**Excerpt from a dataset**
—————
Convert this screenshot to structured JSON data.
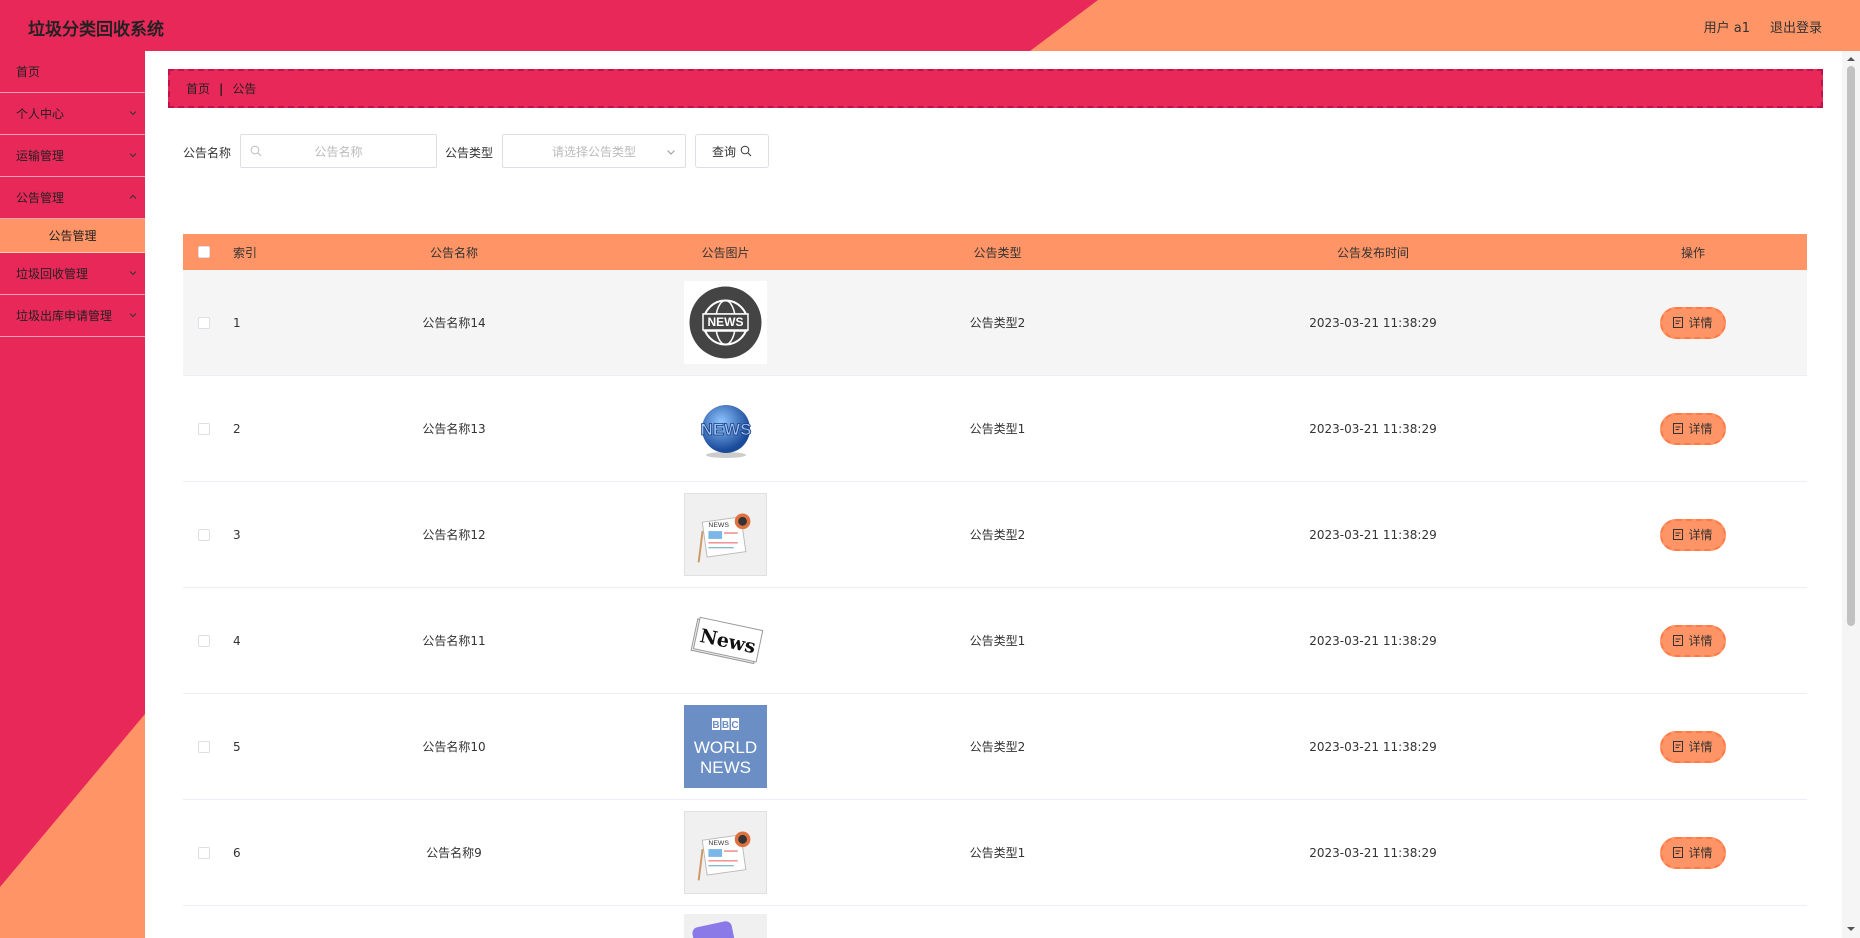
{
  "header": {
    "title": "垃圾分类回收系统",
    "user_label": "用户 a1",
    "logout_label": "退出登录"
  },
  "colors": {
    "primary": "#e9285a",
    "accent": "#ff9466"
  },
  "sidebar": {
    "items": [
      {
        "label": "首页",
        "expandable": false
      },
      {
        "label": "个人中心",
        "expandable": true
      },
      {
        "label": "运输管理",
        "expandable": true
      },
      {
        "label": "公告管理",
        "expandable": true,
        "expanded": true
      },
      {
        "label": "公告管理",
        "sub": true,
        "active": true
      },
      {
        "label": "垃圾回收管理",
        "expandable": true
      },
      {
        "label": "垃圾出库申请管理",
        "expandable": true
      }
    ]
  },
  "breadcrumb": {
    "home": "首页",
    "separator": "|",
    "current": "公告"
  },
  "search": {
    "name_label": "公告名称",
    "name_placeholder": "公告名称",
    "type_label": "公告类型",
    "type_placeholder": "请选择公告类型",
    "query_label": "查询"
  },
  "table": {
    "columns": [
      "索引",
      "公告名称",
      "公告图片",
      "公告类型",
      "公告发布时间",
      "操作"
    ],
    "detail_label": "详情",
    "rows": [
      {
        "index": "1",
        "name": "公告名称14",
        "image": "news-globe-dark",
        "type": "公告类型2",
        "time": "2023-03-21 11:38:29"
      },
      {
        "index": "2",
        "name": "公告名称13",
        "image": "news-blue-globe",
        "type": "公告类型1",
        "time": "2023-03-21 11:38:29"
      },
      {
        "index": "3",
        "name": "公告名称12",
        "image": "newspaper-coffee",
        "type": "公告类型2",
        "time": "2023-03-21 11:38:29"
      },
      {
        "index": "4",
        "name": "公告名称11",
        "image": "news-paper-stack",
        "type": "公告类型1",
        "time": "2023-03-21 11:38:29"
      },
      {
        "index": "5",
        "name": "公告名称10",
        "image": "bbc-world-news",
        "type": "公告类型2",
        "time": "2023-03-21 11:38:29"
      },
      {
        "index": "6",
        "name": "公告名称9",
        "image": "newspaper-coffee",
        "type": "公告类型1",
        "time": "2023-03-21 11:38:29"
      }
    ]
  }
}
—————
**Directive**
Set the data above down again exactly as given, with no pictures.

**Solution for this task**
Convert this screenshot to structured JSON data.
{
  "header": {
    "title": "垃圾分类回收系统",
    "user_label": "用户 a1",
    "logout_label": "退出登录"
  },
  "colors": {
    "primary": "#e9285a",
    "accent": "#ff9466"
  },
  "sidebar": {
    "items": [
      {
        "label": "首页",
        "expandable": false
      },
      {
        "label": "个人中心",
        "expandable": true
      },
      {
        "label": "运输管理",
        "expandable": true
      },
      {
        "label": "公告管理",
        "expandable": true,
        "expanded": true
      },
      {
        "label": "公告管理",
        "sub": true,
        "active": true
      },
      {
        "label": "垃圾回收管理",
        "expandable": true
      },
      {
        "label": "垃圾出库申请管理",
        "expandable": true
      }
    ]
  },
  "breadcrumb": {
    "home": "首页",
    "separator": "|",
    "current": "公告"
  },
  "search": {
    "name_label": "公告名称",
    "name_placeholder": "公告名称",
    "type_label": "公告类型",
    "type_placeholder": "请选择公告类型",
    "query_label": "查询"
  },
  "table": {
    "columns": [
      "索引",
      "公告名称",
      "公告图片",
      "公告类型",
      "公告发布时间",
      "操作"
    ],
    "detail_label": "详情",
    "rows": [
      {
        "index": "1",
        "name": "公告名称14",
        "image": "news-globe-dark",
        "type": "公告类型2",
        "time": "2023-03-21 11:38:29"
      },
      {
        "index": "2",
        "name": "公告名称13",
        "image": "news-blue-globe",
        "type": "公告类型1",
        "time": "2023-03-21 11:38:29"
      },
      {
        "index": "3",
        "name": "公告名称12",
        "image": "newspaper-coffee",
        "type": "公告类型2",
        "time": "2023-03-21 11:38:29"
      },
      {
        "index": "4",
        "name": "公告名称11",
        "image": "news-paper-stack",
        "type": "公告类型1",
        "time": "2023-03-21 11:38:29"
      },
      {
        "index": "5",
        "name": "公告名称10",
        "image": "bbc-world-news",
        "type": "公告类型2",
        "time": "2023-03-21 11:38:29"
      },
      {
        "index": "6",
        "name": "公告名称9",
        "image": "newspaper-coffee",
        "type": "公告类型1",
        "time": "2023-03-21 11:38:29"
      }
    ]
  }
}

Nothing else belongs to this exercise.